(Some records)

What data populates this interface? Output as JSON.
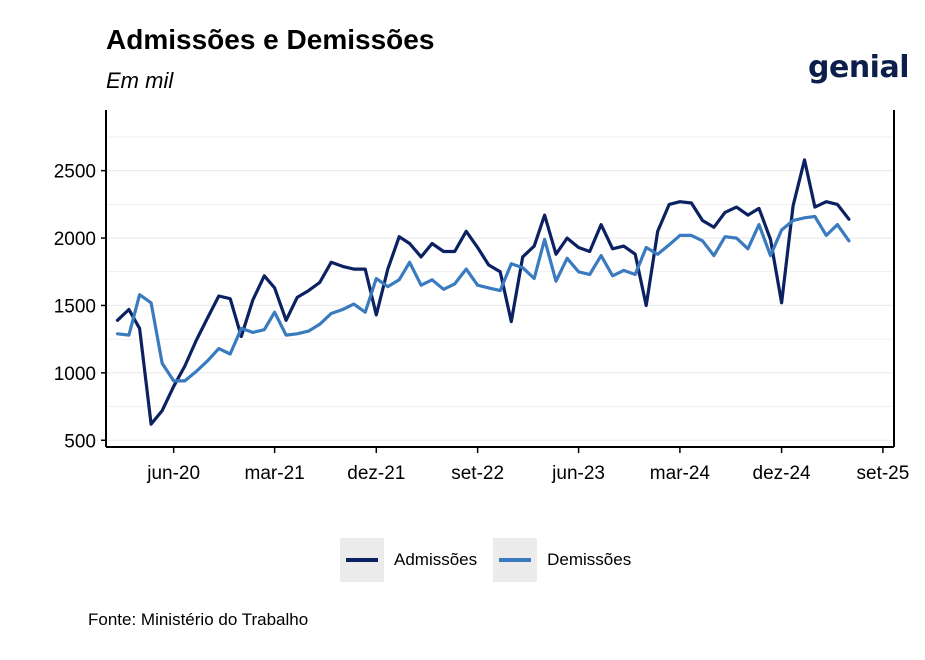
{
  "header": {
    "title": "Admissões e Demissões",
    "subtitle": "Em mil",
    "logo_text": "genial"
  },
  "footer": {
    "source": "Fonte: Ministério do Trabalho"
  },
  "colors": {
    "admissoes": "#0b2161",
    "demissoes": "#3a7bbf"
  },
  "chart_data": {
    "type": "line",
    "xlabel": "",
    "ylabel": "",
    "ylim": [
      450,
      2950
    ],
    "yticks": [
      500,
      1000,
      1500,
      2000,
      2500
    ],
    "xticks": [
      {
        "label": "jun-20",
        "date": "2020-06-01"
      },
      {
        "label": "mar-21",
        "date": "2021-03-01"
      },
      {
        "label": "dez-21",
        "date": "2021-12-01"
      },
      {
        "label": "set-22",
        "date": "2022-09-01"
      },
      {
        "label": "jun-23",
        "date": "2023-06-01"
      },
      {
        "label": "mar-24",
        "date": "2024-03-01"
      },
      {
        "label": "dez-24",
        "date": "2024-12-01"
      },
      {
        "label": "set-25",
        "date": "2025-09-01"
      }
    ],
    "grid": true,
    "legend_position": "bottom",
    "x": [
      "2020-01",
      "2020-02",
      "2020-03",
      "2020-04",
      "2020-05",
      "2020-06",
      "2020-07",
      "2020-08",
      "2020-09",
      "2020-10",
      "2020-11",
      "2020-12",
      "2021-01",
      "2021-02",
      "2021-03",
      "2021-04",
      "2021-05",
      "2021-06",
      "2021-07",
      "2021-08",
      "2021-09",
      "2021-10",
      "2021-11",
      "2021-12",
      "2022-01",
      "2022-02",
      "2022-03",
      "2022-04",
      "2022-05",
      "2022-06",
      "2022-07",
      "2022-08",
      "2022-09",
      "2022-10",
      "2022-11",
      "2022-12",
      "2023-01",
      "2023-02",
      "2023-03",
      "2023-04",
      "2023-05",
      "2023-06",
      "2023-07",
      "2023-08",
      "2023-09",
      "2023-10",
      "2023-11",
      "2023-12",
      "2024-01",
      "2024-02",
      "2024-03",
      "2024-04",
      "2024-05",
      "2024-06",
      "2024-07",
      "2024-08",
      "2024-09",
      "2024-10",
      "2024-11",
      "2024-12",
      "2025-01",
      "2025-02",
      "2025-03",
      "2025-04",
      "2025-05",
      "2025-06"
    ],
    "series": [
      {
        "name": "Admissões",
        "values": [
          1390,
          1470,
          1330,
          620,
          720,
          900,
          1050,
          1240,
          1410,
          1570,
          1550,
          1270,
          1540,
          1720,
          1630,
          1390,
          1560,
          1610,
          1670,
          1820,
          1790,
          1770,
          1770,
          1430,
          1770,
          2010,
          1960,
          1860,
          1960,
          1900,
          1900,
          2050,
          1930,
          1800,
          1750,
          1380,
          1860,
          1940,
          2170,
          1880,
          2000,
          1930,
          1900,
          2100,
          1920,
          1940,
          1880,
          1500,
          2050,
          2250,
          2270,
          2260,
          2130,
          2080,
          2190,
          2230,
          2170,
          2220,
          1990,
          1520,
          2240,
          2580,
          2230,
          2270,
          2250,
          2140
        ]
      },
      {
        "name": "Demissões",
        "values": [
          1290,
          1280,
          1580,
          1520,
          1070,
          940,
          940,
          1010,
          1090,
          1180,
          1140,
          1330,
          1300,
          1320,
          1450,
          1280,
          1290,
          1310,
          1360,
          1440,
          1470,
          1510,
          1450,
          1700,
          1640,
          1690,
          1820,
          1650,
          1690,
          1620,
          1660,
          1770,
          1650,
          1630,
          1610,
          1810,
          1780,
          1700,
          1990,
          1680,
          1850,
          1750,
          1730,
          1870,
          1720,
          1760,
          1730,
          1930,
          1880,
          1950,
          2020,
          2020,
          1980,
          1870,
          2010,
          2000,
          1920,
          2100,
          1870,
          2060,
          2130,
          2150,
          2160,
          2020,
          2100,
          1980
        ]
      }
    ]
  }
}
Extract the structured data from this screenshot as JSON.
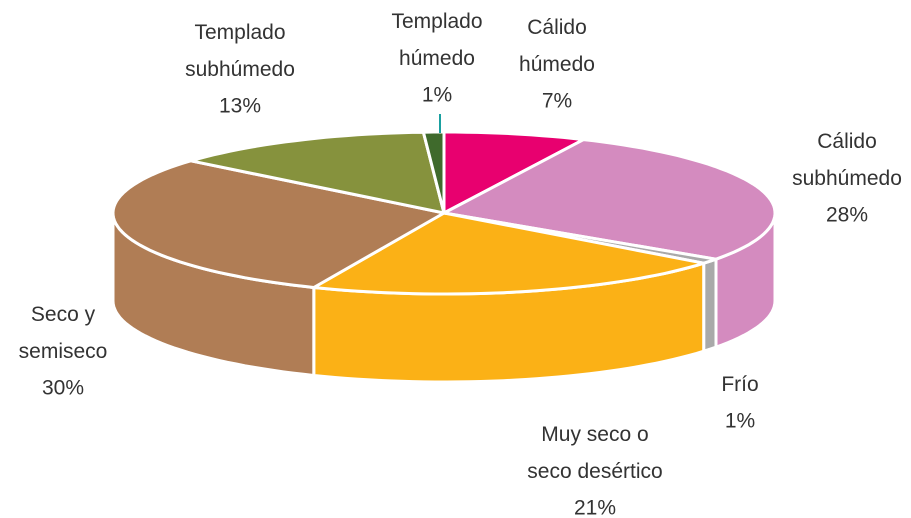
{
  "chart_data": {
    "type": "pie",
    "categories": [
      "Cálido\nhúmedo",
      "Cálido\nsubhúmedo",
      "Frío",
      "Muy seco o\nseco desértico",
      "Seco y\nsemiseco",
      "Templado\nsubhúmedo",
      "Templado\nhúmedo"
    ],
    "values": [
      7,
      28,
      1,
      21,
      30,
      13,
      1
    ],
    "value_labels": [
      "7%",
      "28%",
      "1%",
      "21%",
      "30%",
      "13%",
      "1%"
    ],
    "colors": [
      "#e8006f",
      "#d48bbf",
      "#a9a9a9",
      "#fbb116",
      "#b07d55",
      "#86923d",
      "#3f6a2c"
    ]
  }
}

» GOAL OF THE EXERCISE
All the records need to be repeated exactly, with the images dropped.

» FINAL RESULT
What data populates this interface? Output as JSON.
{
  "header": {
    "title": "Admissões e Demissões",
    "subtitle": "Em mil",
    "logo_text": "genial"
  },
  "footer": {
    "source": "Fonte: Ministério do Trabalho"
  },
  "colors": {
    "admissoes": "#0b2161",
    "demissoes": "#3a7bbf"
  },
  "chart_data": {
    "type": "line",
    "xlabel": "",
    "ylabel": "",
    "ylim": [
      450,
      2950
    ],
    "yticks": [
      500,
      1000,
      1500,
      2000,
      2500
    ],
    "xticks": [
      {
        "label": "jun-20",
        "date": "2020-06-01"
      },
      {
        "label": "mar-21",
        "date": "2021-03-01"
      },
      {
        "label": "dez-21",
        "date": "2021-12-01"
      },
      {
        "label": "set-22",
        "date": "2022-09-01"
      },
      {
        "label": "jun-23",
        "date": "2023-06-01"
      },
      {
        "label": "mar-24",
        "date": "2024-03-01"
      },
      {
        "label": "dez-24",
        "date": "2024-12-01"
      },
      {
        "label": "set-25",
        "date": "2025-09-01"
      }
    ],
    "grid": true,
    "legend_position": "bottom",
    "x": [
      "2020-01",
      "2020-02",
      "2020-03",
      "2020-04",
      "2020-05",
      "2020-06",
      "2020-07",
      "2020-08",
      "2020-09",
      "2020-10",
      "2020-11",
      "2020-12",
      "2021-01",
      "2021-02",
      "2021-03",
      "2021-04",
      "2021-05",
      "2021-06",
      "2021-07",
      "2021-08",
      "2021-09",
      "2021-10",
      "2021-11",
      "2021-12",
      "2022-01",
      "2022-02",
      "2022-03",
      "2022-04",
      "2022-05",
      "2022-06",
      "2022-07",
      "2022-08",
      "2022-09",
      "2022-10",
      "2022-11",
      "2022-12",
      "2023-01",
      "2023-02",
      "2023-03",
      "2023-04",
      "2023-05",
      "2023-06",
      "2023-07",
      "2023-08",
      "2023-09",
      "2023-10",
      "2023-11",
      "2023-12",
      "2024-01",
      "2024-02",
      "2024-03",
      "2024-04",
      "2024-05",
      "2024-06",
      "2024-07",
      "2024-08",
      "2024-09",
      "2024-10",
      "2024-11",
      "2024-12",
      "2025-01",
      "2025-02",
      "2025-03",
      "2025-04",
      "2025-05",
      "2025-06"
    ],
    "series": [
      {
        "name": "Admissões",
        "values": [
          1390,
          1470,
          1330,
          620,
          720,
          900,
          1050,
          1240,
          1410,
          1570,
          1550,
          1270,
          1540,
          1720,
          1630,
          1390,
          1560,
          1610,
          1670,
          1820,
          1790,
          1770,
          1770,
          1430,
          1770,
          2010,
          1960,
          1860,
          1960,
          1900,
          1900,
          2050,
          1930,
          1800,
          1750,
          1380,
          1860,
          1940,
          2170,
          1880,
          2000,
          1930,
          1900,
          2100,
          1920,
          1940,
          1880,
          1500,
          2050,
          2250,
          2270,
          2260,
          2130,
          2080,
          2190,
          2230,
          2170,
          2220,
          1990,
          1520,
          2240,
          2580,
          2230,
          2270,
          2250,
          2140
        ]
      },
      {
        "name": "Demissões",
        "values": [
          1290,
          1280,
          1580,
          1520,
          1070,
          940,
          940,
          1010,
          1090,
          1180,
          1140,
          1330,
          1300,
          1320,
          1450,
          1280,
          1290,
          1310,
          1360,
          1440,
          1470,
          1510,
          1450,
          1700,
          1640,
          1690,
          1820,
          1650,
          1690,
          1620,
          1660,
          1770,
          1650,
          1630,
          1610,
          1810,
          1780,
          1700,
          1990,
          1680,
          1850,
          1750,
          1730,
          1870,
          1720,
          1760,
          1730,
          1930,
          1880,
          1950,
          2020,
          2020,
          1980,
          1870,
          2010,
          2000,
          1920,
          2100,
          1870,
          2060,
          2130,
          2150,
          2160,
          2020,
          2100,
          1980
        ]
      }
    ]
  }
}
Extract the structured data from this screenshot as JSON.
{
  "chart_data": {
    "type": "pie",
    "categories": [
      "Cálido\nhúmedo",
      "Cálido\nsubhúmedo",
      "Frío",
      "Muy seco o\nseco desértico",
      "Seco y\nsemiseco",
      "Templado\nsubhúmedo",
      "Templado\nhúmedo"
    ],
    "values": [
      7,
      28,
      1,
      21,
      30,
      13,
      1
    ],
    "value_labels": [
      "7%",
      "28%",
      "1%",
      "21%",
      "30%",
      "13%",
      "1%"
    ],
    "colors": [
      "#e8006f",
      "#d48bbf",
      "#a9a9a9",
      "#fbb116",
      "#b07d55",
      "#86923d",
      "#3f6a2c"
    ]
  }
}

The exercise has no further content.